Task to carry out — Scan the records below. List lines holding "this".

Source data —
* * * * * * *

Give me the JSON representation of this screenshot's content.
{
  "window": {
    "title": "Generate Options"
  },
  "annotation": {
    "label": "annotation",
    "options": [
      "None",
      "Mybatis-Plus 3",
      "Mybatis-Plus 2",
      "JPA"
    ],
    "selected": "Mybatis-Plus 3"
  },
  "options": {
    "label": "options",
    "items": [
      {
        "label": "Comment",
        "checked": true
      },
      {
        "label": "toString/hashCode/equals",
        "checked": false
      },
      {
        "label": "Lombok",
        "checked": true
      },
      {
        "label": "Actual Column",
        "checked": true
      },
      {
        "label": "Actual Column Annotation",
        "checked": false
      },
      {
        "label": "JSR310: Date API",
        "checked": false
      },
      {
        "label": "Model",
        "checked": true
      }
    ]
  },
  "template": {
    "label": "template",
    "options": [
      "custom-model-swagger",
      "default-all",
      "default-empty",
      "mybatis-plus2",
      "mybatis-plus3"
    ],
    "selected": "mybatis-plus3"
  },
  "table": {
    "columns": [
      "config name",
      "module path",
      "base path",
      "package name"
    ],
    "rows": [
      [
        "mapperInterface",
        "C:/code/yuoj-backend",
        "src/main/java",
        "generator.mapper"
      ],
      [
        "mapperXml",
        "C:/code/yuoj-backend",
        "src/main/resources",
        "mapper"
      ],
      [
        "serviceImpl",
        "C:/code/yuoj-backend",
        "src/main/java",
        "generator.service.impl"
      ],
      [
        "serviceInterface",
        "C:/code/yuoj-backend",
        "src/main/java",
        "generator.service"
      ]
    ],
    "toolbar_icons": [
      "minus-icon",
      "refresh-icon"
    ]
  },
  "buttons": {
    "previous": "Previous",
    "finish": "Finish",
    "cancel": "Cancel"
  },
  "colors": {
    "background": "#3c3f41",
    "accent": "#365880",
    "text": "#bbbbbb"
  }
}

* * * * * * *

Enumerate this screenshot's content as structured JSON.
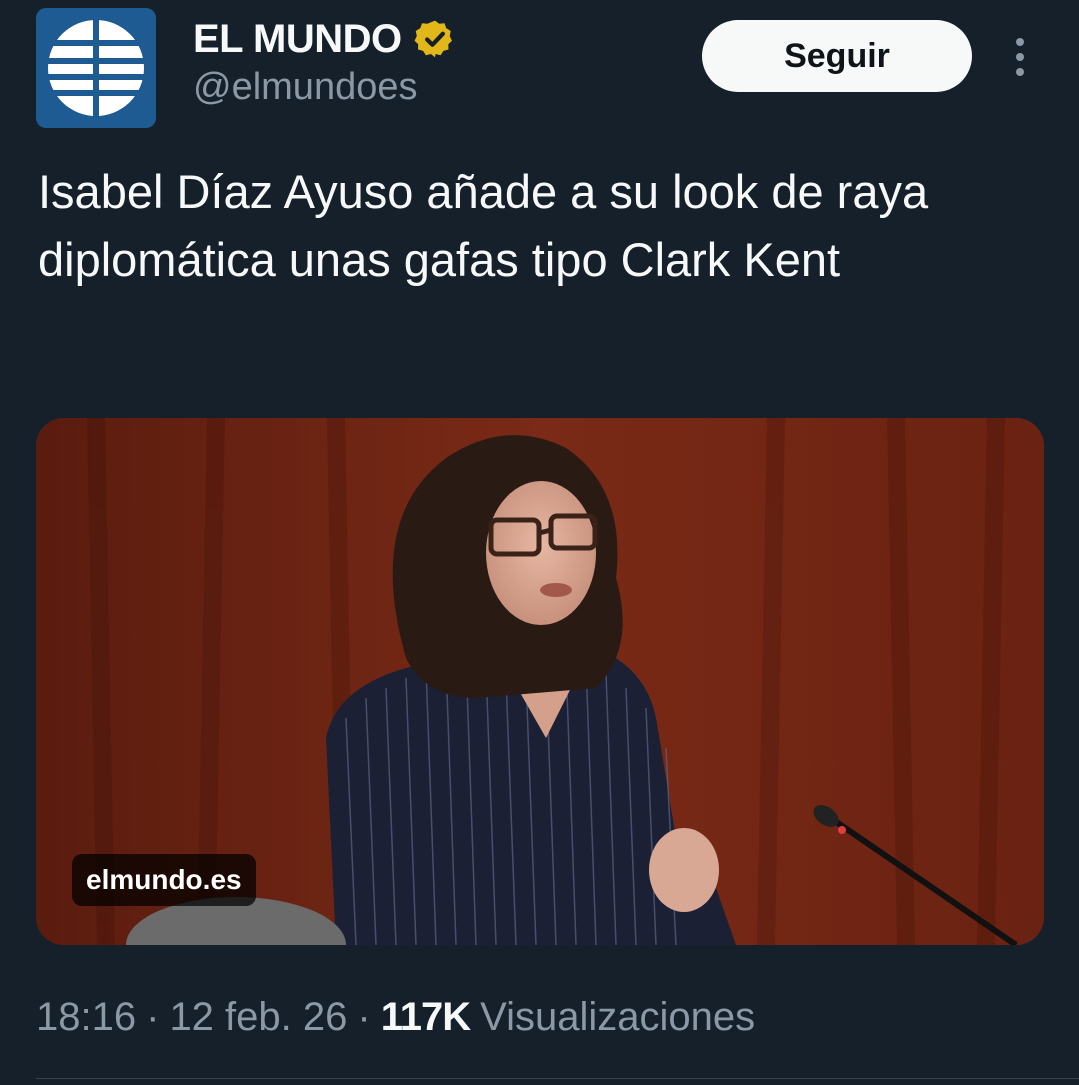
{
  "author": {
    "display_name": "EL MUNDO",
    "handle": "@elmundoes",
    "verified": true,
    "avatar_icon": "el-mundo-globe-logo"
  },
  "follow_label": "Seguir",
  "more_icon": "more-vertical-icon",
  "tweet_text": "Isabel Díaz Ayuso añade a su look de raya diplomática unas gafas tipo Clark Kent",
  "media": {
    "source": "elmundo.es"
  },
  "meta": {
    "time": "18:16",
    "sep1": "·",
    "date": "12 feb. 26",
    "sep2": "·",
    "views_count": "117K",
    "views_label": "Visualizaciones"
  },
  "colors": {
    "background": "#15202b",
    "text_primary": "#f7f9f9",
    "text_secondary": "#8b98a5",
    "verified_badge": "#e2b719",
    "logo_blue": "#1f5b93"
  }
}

* * * * * * *

The output —
Give me the JSON representation of this screenshot's content.
Enumerate this screenshot's content as structured JSON.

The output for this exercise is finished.